TO BE DONE:
Extract all data as written.

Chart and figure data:
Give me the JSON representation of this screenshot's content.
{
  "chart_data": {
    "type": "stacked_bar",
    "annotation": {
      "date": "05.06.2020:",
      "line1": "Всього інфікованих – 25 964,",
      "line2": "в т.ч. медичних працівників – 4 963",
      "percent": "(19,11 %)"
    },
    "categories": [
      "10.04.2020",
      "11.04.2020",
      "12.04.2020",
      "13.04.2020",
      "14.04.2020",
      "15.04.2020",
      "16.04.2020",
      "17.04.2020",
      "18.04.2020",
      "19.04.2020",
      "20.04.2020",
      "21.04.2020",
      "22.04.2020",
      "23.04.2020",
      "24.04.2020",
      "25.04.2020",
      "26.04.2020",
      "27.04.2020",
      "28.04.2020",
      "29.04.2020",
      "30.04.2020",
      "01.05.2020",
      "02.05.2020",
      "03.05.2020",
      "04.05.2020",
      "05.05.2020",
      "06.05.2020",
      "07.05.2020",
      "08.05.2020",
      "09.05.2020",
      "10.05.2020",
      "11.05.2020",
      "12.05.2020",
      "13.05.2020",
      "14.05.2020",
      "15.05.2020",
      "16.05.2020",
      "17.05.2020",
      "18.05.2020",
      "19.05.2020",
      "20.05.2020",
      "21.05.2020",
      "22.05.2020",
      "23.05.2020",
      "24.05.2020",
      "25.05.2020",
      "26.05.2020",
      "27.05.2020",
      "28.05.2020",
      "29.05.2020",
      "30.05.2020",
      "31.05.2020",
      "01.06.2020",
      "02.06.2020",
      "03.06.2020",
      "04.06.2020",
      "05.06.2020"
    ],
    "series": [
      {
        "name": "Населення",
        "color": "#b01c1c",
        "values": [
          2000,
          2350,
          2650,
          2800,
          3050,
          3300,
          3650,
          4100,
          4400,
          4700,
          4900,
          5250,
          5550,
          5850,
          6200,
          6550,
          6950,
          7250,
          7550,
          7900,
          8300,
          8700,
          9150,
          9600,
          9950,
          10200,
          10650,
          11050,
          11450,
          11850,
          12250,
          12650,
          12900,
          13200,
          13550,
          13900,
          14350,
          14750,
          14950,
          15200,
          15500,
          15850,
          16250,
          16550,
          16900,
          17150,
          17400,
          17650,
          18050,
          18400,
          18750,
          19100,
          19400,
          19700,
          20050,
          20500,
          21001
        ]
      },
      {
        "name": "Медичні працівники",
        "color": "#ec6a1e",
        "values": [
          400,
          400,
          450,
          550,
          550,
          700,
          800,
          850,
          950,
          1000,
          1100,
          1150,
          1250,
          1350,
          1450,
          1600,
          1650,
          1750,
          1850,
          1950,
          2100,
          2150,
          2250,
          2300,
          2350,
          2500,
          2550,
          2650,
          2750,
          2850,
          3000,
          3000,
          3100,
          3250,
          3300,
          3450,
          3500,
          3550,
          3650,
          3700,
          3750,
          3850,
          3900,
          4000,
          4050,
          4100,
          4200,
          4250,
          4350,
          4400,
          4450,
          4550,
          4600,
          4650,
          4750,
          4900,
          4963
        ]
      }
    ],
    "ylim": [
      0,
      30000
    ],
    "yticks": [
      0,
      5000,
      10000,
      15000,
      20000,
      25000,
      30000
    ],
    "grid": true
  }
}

EXPECTED ANSWER:
Give me the JSON representation of this screenshot's content.
{
  "chart_data": {
    "type": "stacked_bar",
    "annotation": {
      "date": "05.06.2020:",
      "line1": "Всього інфікованих – 25 964,",
      "line2": "в т.ч. медичних працівників – 4 963",
      "percent": "(19,11 %)"
    },
    "categories": [
      "10.04.2020",
      "11.04.2020",
      "12.04.2020",
      "13.04.2020",
      "14.04.2020",
      "15.04.2020",
      "16.04.2020",
      "17.04.2020",
      "18.04.2020",
      "19.04.2020",
      "20.04.2020",
      "21.04.2020",
      "22.04.2020",
      "23.04.2020",
      "24.04.2020",
      "25.04.2020",
      "26.04.2020",
      "27.04.2020",
      "28.04.2020",
      "29.04.2020",
      "30.04.2020",
      "01.05.2020",
      "02.05.2020",
      "03.05.2020",
      "04.05.2020",
      "05.05.2020",
      "06.05.2020",
      "07.05.2020",
      "08.05.2020",
      "09.05.2020",
      "10.05.2020",
      "11.05.2020",
      "12.05.2020",
      "13.05.2020",
      "14.05.2020",
      "15.05.2020",
      "16.05.2020",
      "17.05.2020",
      "18.05.2020",
      "19.05.2020",
      "20.05.2020",
      "21.05.2020",
      "22.05.2020",
      "23.05.2020",
      "24.05.2020",
      "25.05.2020",
      "26.05.2020",
      "27.05.2020",
      "28.05.2020",
      "29.05.2020",
      "30.05.2020",
      "31.05.2020",
      "01.06.2020",
      "02.06.2020",
      "03.06.2020",
      "04.06.2020",
      "05.06.2020"
    ],
    "series": [
      {
        "name": "Населення",
        "color": "#b01c1c",
        "values": [
          2000,
          2350,
          2650,
          2800,
          3050,
          3300,
          3650,
          4100,
          4400,
          4700,
          4900,
          5250,
          5550,
          5850,
          6200,
          6550,
          6950,
          7250,
          7550,
          7900,
          8300,
          8700,
          9150,
          9600,
          9950,
          10200,
          10650,
          11050,
          11450,
          11850,
          12250,
          12650,
          12900,
          13200,
          13550,
          13900,
          14350,
          14750,
          14950,
          15200,
          15500,
          15850,
          16250,
          16550,
          16900,
          17150,
          17400,
          17650,
          18050,
          18400,
          18750,
          19100,
          19400,
          19700,
          20050,
          20500,
          21001
        ]
      },
      {
        "name": "Медичні працівники",
        "color": "#ec6a1e",
        "values": [
          400,
          400,
          450,
          550,
          550,
          700,
          800,
          850,
          950,
          1000,
          1100,
          1150,
          1250,
          1350,
          1450,
          1600,
          1650,
          1750,
          1850,
          1950,
          2100,
          2150,
          2250,
          2300,
          2350,
          2500,
          2550,
          2650,
          2750,
          2850,
          3000,
          3000,
          3100,
          3250,
          3300,
          3450,
          3500,
          3550,
          3650,
          3700,
          3750,
          3850,
          3900,
          4000,
          4050,
          4100,
          4200,
          4250,
          4350,
          4400,
          4450,
          4550,
          4600,
          4650,
          4750,
          4900,
          4963
        ]
      }
    ],
    "ylim": [
      0,
      30000
    ],
    "yticks": [
      0,
      5000,
      10000,
      15000,
      20000,
      25000,
      30000
    ],
    "grid": true
  }
}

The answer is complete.